Exercise task:
Filter this material down to the lines that hold "Vertical", copying each one.

Material provided:
◇ ◇ ◇ ◇ ◇ ◇ ◇
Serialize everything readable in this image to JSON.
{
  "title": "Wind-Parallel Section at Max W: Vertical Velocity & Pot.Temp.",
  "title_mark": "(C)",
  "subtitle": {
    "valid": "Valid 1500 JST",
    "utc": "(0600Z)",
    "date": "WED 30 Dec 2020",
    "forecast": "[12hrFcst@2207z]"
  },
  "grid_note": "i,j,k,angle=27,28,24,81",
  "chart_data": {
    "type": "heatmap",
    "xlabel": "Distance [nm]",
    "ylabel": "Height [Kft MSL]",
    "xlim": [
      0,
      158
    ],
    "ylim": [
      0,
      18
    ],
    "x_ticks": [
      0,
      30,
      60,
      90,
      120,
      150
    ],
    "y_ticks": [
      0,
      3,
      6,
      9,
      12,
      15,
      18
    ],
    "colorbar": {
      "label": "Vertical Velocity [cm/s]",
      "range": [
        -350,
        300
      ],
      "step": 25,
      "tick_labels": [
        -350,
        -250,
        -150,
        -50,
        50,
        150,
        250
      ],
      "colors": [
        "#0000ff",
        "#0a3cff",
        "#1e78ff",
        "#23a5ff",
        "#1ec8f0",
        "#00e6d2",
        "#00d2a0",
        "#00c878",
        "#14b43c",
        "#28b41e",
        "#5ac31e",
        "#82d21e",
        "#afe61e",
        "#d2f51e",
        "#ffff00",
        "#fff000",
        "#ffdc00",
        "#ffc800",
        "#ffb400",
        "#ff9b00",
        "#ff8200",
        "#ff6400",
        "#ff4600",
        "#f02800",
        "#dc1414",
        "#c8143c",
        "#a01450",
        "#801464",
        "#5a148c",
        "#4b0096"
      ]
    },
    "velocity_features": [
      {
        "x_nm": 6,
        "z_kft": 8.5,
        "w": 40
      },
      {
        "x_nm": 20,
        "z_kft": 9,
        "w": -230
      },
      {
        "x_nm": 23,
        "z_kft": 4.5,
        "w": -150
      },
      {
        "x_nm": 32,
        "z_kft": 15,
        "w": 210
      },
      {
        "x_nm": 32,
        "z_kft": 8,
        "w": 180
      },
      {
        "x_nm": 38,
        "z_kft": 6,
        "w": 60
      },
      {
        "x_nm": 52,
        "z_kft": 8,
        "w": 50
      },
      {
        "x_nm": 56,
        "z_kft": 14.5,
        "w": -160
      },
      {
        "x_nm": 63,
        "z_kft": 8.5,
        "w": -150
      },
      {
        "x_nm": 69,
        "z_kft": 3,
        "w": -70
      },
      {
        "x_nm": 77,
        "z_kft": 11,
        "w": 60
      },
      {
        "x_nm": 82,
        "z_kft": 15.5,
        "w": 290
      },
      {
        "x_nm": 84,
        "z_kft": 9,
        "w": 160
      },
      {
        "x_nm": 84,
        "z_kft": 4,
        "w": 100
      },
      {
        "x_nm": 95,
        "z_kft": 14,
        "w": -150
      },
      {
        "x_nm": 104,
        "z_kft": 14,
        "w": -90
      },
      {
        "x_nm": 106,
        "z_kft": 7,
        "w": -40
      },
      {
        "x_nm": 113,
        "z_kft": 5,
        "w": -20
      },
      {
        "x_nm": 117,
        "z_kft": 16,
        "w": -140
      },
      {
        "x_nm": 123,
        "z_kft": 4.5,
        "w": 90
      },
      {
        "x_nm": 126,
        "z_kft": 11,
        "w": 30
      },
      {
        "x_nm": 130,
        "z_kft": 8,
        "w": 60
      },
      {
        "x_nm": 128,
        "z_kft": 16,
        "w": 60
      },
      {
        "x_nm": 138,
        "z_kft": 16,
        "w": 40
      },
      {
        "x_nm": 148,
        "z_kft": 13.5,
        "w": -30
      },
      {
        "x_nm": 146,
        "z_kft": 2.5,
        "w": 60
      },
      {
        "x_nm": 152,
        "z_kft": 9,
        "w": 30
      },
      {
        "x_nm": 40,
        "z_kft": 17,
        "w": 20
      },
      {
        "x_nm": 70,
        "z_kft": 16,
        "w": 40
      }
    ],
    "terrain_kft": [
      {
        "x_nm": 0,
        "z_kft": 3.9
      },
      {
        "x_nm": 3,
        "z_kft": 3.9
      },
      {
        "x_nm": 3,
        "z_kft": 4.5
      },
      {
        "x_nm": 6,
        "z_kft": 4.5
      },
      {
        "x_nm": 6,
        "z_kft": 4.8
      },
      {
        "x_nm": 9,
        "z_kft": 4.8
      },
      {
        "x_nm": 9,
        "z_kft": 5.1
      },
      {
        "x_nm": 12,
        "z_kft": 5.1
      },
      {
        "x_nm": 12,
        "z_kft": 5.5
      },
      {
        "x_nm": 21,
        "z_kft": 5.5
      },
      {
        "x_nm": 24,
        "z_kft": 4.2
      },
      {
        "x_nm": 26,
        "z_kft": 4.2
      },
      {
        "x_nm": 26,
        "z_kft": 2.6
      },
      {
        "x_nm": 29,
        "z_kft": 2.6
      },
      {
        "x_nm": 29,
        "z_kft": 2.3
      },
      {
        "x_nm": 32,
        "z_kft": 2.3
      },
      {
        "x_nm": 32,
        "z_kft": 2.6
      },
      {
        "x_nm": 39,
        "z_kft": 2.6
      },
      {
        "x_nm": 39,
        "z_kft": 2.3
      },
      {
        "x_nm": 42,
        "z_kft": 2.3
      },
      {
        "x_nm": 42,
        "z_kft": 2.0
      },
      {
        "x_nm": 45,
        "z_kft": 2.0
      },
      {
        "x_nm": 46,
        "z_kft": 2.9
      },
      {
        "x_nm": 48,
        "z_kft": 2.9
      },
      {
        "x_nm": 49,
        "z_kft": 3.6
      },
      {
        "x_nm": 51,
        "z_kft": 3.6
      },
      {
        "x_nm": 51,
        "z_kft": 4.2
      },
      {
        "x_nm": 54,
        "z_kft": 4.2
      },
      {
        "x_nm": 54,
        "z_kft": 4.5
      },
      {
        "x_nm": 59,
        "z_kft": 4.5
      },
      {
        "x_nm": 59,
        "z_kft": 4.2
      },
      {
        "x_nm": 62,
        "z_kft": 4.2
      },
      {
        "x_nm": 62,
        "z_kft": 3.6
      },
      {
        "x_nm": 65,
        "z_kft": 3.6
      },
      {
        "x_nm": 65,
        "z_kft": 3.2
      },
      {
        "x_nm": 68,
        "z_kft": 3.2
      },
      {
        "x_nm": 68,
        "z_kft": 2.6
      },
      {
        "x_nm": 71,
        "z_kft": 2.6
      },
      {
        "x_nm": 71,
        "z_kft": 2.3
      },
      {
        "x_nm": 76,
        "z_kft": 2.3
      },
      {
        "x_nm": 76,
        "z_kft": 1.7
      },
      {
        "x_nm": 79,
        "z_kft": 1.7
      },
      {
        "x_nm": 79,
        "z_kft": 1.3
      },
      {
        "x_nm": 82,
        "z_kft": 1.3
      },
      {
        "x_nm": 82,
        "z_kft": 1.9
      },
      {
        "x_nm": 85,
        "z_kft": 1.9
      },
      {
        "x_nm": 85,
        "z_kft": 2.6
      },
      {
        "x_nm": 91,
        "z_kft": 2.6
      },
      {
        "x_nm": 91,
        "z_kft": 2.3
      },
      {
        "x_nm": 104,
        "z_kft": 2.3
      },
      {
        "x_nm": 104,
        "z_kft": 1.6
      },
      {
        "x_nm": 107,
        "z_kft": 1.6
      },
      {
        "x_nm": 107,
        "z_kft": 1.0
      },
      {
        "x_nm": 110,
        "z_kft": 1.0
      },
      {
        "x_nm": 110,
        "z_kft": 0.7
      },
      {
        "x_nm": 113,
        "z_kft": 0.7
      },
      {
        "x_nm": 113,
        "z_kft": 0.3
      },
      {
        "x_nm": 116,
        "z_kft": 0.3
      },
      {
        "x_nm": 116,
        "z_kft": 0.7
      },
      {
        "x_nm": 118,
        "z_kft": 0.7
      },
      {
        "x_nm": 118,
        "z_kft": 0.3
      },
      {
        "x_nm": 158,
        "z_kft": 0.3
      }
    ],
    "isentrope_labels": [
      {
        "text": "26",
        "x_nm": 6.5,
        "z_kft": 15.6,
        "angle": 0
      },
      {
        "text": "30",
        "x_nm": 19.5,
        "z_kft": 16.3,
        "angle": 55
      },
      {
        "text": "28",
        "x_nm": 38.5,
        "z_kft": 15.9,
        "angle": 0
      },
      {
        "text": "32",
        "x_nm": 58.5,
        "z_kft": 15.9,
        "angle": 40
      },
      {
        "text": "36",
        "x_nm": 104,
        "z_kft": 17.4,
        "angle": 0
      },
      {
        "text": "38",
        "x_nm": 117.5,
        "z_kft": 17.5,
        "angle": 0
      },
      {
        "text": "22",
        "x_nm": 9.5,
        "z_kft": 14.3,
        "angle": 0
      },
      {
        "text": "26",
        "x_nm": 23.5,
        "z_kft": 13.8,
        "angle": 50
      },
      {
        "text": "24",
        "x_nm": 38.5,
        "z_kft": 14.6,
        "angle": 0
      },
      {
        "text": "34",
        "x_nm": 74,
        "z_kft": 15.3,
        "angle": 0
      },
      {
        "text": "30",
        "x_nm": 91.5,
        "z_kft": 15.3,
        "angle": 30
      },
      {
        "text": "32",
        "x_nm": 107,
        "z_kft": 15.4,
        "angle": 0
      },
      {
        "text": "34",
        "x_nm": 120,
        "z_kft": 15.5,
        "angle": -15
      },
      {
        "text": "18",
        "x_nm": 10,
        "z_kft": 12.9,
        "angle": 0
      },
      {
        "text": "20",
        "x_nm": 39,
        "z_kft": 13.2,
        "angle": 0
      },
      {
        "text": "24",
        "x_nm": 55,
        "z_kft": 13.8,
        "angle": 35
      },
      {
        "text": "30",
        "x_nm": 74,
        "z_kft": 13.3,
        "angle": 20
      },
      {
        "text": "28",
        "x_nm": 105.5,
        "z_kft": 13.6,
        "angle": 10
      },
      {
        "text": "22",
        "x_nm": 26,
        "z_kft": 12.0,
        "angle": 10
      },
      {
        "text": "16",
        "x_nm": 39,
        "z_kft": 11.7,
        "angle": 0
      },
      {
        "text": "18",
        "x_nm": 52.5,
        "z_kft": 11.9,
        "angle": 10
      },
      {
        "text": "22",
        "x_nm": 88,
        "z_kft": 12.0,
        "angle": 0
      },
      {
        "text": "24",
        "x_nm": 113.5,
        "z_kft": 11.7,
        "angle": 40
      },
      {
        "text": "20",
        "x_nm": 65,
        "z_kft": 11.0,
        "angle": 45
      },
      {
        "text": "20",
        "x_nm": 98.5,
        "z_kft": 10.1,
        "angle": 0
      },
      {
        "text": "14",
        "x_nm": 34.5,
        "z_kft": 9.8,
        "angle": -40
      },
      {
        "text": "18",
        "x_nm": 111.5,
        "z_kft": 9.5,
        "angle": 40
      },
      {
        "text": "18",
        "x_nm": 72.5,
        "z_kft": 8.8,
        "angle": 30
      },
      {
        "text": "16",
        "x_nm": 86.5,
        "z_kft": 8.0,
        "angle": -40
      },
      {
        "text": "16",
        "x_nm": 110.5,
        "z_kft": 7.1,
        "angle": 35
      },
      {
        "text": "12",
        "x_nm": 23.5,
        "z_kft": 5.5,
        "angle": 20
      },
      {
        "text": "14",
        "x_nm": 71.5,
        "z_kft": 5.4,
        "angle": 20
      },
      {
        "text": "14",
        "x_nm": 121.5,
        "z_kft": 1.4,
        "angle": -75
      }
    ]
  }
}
◇ ◇ ◇ ◇ ◇ ◇ ◇
The completed task:
  "title": "Wind-Parallel Section at Max W: Vertical Velocity & Pot.Temp.",
      "label": "Vertical Velocity [cm/s]",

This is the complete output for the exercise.